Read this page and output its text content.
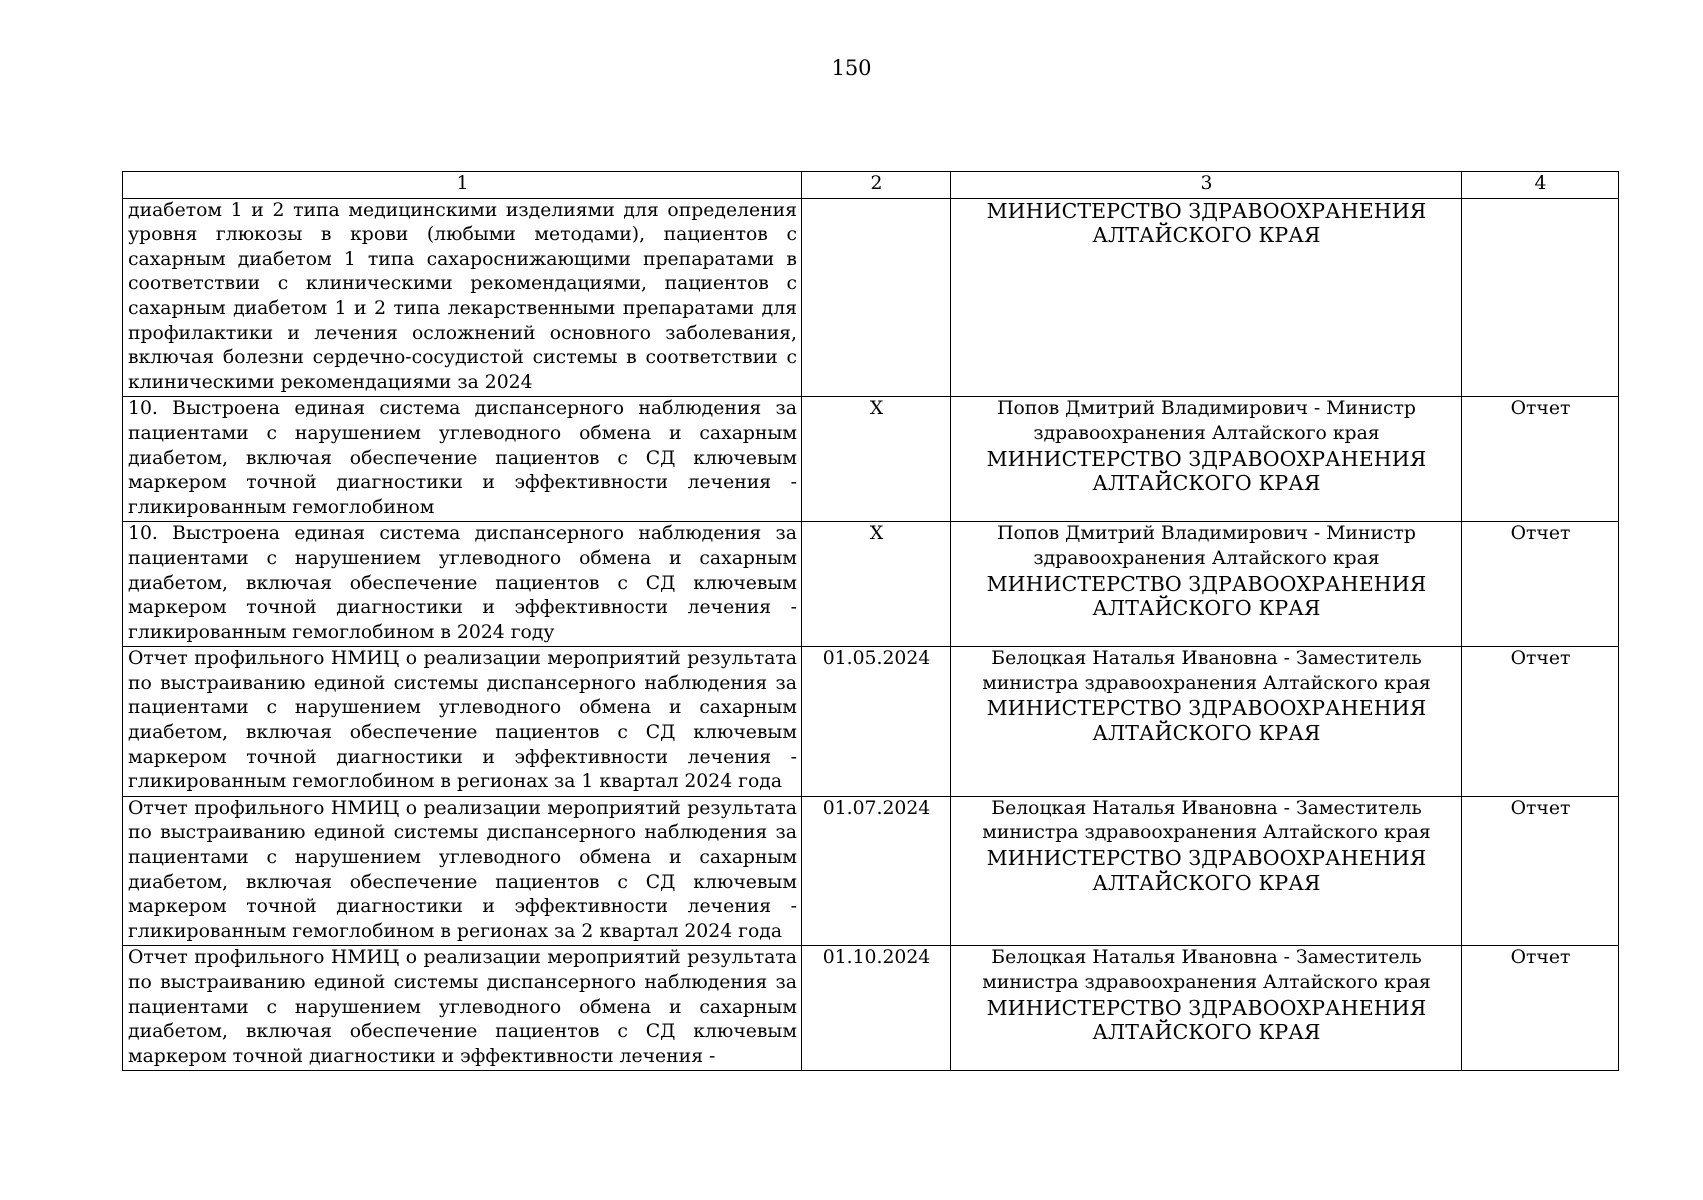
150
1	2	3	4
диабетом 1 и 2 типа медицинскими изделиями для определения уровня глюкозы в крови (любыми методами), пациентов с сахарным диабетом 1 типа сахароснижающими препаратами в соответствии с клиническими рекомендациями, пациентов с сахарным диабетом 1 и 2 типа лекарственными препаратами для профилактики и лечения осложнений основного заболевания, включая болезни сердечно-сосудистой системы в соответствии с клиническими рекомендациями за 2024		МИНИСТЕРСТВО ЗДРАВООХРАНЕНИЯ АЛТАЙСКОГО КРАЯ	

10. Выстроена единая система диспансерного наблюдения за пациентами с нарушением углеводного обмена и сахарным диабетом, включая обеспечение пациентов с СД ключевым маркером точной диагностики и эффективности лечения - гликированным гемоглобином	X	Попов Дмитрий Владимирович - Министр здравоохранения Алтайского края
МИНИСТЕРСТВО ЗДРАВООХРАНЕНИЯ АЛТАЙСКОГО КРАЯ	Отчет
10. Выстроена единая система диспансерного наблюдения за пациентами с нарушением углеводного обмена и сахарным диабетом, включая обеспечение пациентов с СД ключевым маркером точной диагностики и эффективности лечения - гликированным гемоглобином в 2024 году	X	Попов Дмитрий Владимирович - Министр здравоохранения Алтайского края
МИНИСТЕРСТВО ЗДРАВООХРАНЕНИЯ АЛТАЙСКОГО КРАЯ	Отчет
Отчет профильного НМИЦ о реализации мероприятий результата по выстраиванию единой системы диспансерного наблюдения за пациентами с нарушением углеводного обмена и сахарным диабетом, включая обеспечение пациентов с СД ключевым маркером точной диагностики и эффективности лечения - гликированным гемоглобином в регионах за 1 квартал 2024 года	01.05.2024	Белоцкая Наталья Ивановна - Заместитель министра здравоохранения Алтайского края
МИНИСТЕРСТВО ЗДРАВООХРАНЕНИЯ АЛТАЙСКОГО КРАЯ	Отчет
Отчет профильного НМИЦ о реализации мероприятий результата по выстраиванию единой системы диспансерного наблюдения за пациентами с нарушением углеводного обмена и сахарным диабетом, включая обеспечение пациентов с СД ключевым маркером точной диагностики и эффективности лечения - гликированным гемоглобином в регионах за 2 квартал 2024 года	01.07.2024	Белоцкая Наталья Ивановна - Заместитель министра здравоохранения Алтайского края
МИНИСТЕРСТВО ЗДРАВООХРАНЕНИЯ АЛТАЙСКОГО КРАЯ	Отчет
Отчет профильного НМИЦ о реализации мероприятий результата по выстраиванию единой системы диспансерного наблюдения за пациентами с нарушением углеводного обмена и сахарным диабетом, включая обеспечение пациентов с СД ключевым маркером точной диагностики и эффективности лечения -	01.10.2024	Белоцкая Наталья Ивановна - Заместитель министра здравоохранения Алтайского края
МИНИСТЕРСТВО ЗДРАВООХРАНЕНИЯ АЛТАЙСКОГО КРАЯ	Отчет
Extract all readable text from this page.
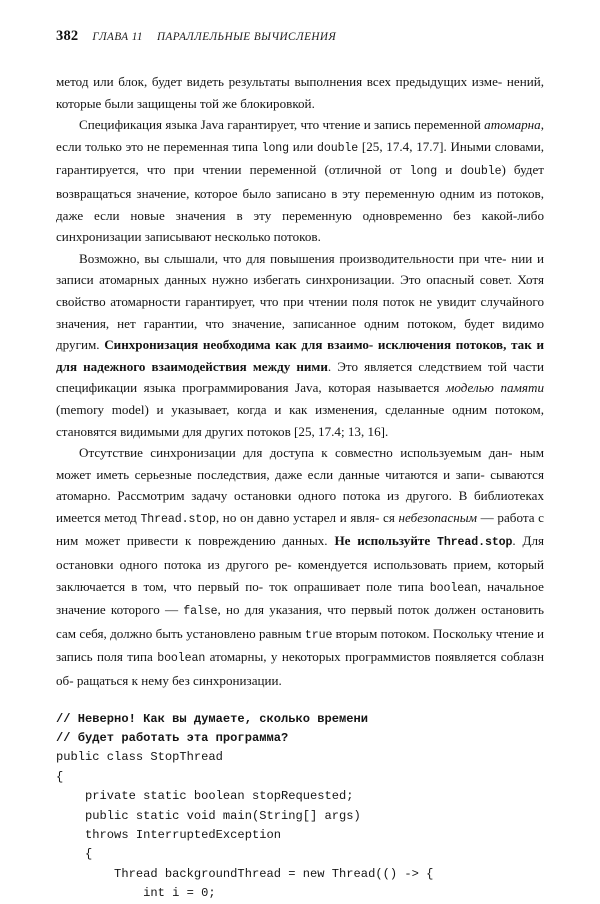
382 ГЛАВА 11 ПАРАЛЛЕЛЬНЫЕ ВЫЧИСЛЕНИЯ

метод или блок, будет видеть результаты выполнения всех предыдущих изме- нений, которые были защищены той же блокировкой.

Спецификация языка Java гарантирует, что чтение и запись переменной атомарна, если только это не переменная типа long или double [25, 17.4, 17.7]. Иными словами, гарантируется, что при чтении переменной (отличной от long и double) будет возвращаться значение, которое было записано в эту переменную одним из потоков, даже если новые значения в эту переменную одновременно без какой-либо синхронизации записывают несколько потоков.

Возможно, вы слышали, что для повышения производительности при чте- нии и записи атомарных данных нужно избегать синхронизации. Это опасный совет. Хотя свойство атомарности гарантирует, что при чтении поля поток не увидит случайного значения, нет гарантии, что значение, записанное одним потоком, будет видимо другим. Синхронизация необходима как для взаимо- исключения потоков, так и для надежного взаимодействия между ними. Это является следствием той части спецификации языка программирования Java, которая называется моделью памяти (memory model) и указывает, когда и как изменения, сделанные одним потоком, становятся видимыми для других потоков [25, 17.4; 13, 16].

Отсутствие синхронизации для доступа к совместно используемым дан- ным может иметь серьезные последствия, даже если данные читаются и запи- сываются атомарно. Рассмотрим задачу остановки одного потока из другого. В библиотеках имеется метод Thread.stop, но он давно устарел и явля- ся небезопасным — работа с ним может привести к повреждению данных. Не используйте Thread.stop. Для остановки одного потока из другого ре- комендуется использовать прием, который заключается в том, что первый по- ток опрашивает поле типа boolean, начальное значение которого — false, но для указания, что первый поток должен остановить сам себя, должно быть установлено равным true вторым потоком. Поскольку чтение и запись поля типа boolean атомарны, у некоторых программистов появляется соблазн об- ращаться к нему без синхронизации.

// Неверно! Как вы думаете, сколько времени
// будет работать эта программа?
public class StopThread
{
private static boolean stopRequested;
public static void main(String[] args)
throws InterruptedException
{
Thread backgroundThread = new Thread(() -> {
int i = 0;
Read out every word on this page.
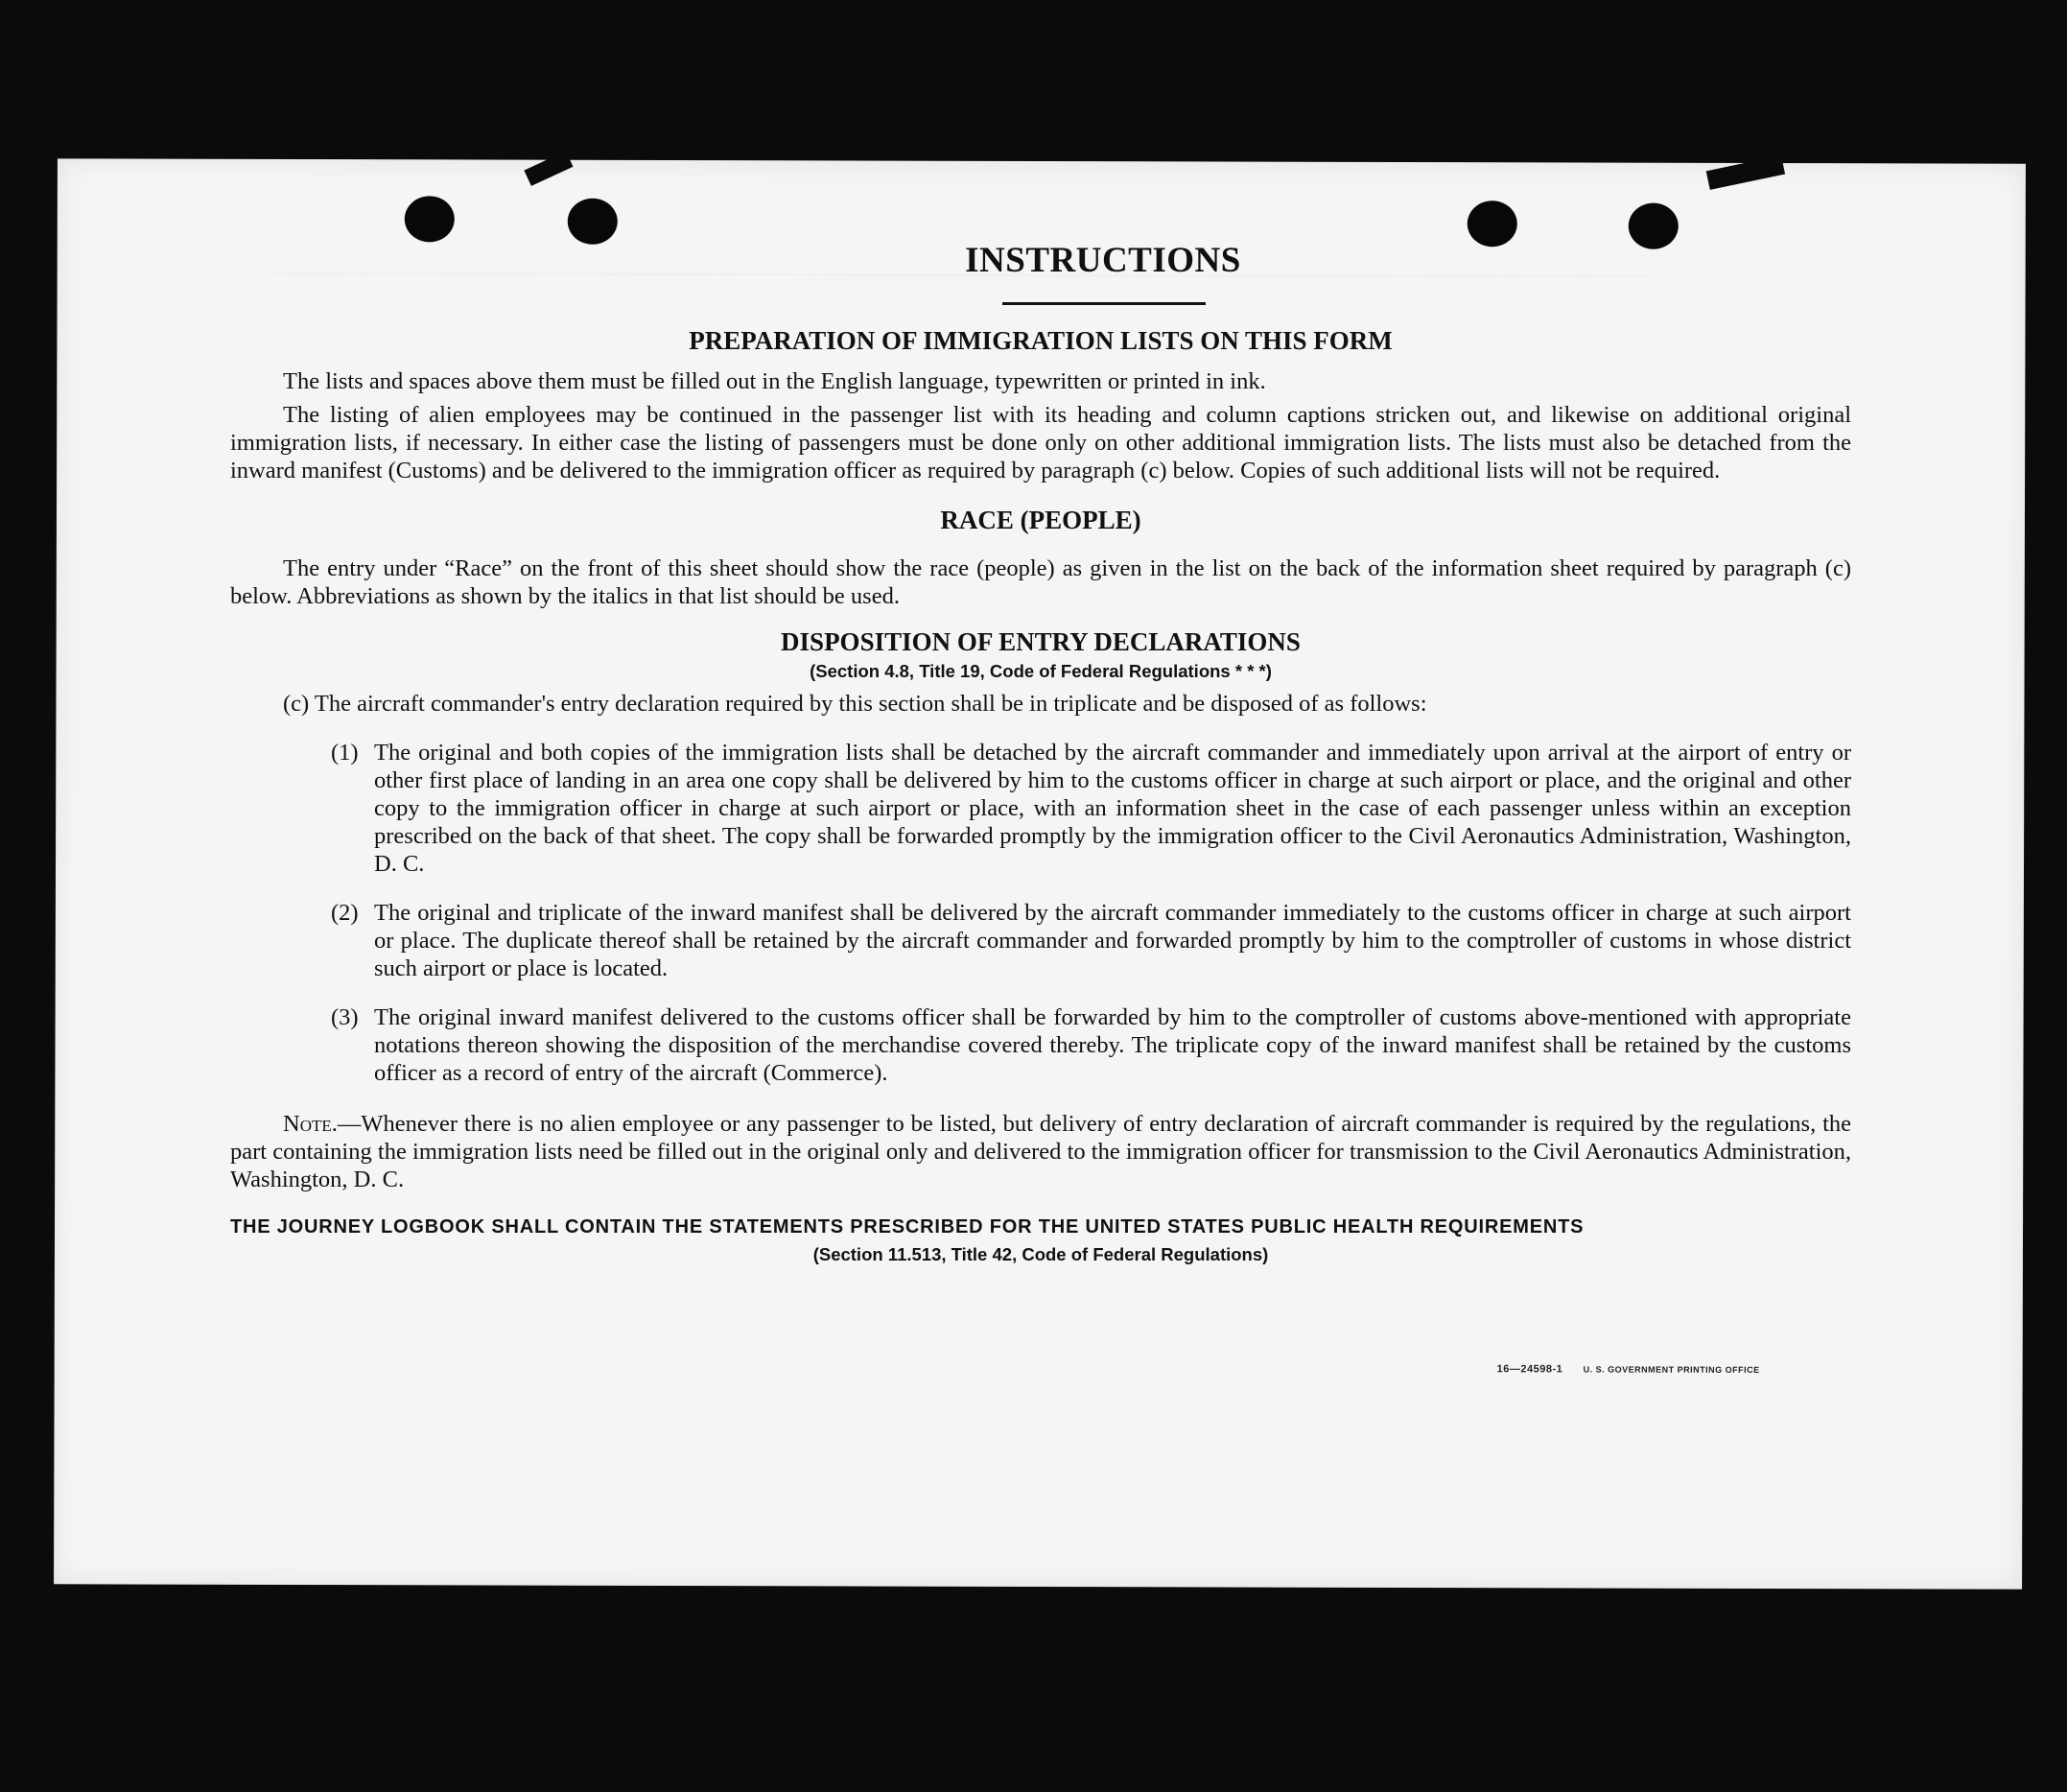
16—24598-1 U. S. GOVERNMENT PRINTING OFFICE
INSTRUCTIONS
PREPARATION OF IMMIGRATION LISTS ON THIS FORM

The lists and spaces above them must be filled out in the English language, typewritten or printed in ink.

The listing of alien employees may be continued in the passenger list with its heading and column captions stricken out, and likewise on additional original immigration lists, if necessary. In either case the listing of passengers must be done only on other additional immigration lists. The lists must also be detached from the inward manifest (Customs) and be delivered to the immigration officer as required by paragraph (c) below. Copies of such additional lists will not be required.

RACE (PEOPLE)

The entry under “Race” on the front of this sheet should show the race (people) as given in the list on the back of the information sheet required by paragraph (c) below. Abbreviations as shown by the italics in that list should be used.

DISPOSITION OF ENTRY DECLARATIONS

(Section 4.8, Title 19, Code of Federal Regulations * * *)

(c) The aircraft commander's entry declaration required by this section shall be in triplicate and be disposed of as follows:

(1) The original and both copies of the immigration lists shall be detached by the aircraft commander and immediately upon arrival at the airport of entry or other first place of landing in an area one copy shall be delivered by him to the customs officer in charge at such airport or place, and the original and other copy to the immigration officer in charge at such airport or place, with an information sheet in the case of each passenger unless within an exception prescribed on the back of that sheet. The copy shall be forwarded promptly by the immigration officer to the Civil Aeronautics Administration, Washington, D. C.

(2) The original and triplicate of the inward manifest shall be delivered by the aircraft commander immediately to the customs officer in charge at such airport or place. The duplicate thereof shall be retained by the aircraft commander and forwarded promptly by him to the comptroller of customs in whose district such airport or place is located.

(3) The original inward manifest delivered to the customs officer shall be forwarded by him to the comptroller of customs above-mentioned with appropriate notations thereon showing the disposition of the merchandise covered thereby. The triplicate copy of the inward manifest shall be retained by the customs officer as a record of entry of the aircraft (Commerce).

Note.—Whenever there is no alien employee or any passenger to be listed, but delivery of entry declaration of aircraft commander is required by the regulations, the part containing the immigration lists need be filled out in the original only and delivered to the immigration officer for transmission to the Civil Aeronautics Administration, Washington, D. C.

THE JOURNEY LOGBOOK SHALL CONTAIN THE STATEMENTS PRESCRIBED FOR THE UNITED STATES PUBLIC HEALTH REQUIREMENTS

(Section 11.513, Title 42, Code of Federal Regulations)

================

# BRIEF
Your answer should be a single number: the count of lines containing the word "above".

# REPLY TO THE TASK
2